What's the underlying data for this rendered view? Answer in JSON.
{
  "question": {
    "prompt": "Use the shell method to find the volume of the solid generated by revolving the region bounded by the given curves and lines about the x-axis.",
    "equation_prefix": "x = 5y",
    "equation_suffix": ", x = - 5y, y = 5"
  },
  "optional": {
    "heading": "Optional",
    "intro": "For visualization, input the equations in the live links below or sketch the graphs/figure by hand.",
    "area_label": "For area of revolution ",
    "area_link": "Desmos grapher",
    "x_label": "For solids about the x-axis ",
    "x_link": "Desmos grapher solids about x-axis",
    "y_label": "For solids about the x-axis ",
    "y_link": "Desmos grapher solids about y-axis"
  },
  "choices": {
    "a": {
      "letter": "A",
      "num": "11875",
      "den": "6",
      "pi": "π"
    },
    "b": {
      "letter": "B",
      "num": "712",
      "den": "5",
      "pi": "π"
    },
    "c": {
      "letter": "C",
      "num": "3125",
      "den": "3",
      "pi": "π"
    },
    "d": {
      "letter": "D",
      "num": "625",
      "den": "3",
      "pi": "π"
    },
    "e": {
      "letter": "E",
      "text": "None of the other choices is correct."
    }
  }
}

# # # # #

Copy the data above in full, character for character.

What's the underlying data for this rendered view? Answer in JSON.
{
  "question": {
    "prompt": "Use the shell method to find the volume of the solid generated by revolving the region bounded by the given curves and lines about the x-axis.",
    "equation_prefix": "x = 5y",
    "equation_suffix": ", x = - 5y, y = 5"
  },
  "optional": {
    "heading": "Optional",
    "intro": "For visualization, input the equations in the live links below or sketch the graphs/figure by hand.",
    "area_label": "For area of revolution ",
    "area_link": "Desmos grapher",
    "x_label": "For solids about the x-axis ",
    "x_link": "Desmos grapher solids about x-axis",
    "y_label": "For solids about the x-axis ",
    "y_link": "Desmos grapher solids about y-axis"
  },
  "choices": {
    "a": {
      "letter": "A",
      "num": "11875",
      "den": "6",
      "pi": "π"
    },
    "b": {
      "letter": "B",
      "num": "712",
      "den": "5",
      "pi": "π"
    },
    "c": {
      "letter": "C",
      "num": "3125",
      "den": "3",
      "pi": "π"
    },
    "d": {
      "letter": "D",
      "num": "625",
      "den": "3",
      "pi": "π"
    },
    "e": {
      "letter": "E",
      "text": "None of the other choices is correct."
    }
  }
}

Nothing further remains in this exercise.